Gather each line containing the string "text" from these entries.

[start of Information provided]

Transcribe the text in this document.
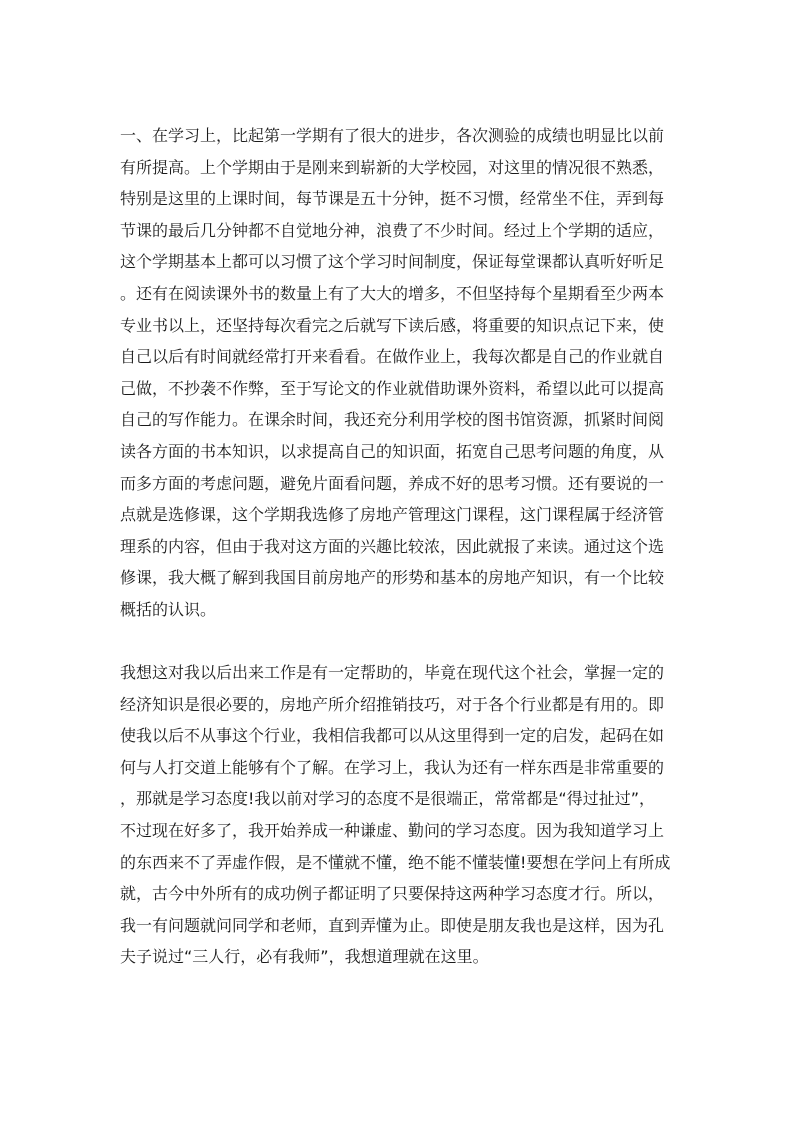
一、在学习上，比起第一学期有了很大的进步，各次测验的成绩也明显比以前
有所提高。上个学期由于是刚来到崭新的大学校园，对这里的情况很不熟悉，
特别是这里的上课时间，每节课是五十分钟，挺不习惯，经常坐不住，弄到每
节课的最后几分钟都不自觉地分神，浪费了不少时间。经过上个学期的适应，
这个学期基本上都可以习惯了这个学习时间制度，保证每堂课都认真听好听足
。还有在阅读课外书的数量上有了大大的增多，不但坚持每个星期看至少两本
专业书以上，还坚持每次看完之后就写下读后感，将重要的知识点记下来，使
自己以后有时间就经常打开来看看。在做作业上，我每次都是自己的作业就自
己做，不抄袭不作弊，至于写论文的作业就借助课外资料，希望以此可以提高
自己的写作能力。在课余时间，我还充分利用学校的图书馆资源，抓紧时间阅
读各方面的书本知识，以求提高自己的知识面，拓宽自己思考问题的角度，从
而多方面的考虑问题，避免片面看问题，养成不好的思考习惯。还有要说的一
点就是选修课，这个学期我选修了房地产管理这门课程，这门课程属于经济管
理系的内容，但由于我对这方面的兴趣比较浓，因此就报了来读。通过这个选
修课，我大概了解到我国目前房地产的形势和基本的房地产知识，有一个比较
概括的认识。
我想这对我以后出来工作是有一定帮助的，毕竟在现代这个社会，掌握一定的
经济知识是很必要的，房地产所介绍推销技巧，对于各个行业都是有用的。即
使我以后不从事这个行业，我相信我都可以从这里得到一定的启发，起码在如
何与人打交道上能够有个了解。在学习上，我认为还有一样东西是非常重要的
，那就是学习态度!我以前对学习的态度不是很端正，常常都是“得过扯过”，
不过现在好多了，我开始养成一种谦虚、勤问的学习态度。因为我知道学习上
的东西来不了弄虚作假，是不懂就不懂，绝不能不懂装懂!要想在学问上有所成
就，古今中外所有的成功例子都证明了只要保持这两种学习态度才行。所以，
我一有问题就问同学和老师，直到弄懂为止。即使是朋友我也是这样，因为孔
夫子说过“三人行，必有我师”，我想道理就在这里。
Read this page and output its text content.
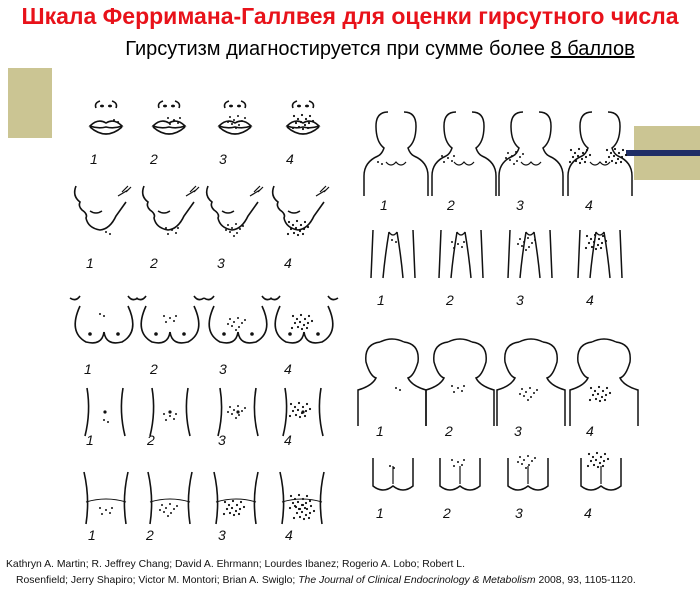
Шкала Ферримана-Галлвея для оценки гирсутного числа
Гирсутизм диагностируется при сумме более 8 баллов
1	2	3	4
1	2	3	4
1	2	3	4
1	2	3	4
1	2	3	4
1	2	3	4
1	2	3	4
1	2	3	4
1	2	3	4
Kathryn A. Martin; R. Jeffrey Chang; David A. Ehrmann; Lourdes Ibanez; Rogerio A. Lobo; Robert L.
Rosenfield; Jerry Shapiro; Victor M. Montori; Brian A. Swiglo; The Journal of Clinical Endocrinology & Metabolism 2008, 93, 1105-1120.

[end of Information provided]

Exercise output |
Transcribe the text in this document.
Read this page and output its text content.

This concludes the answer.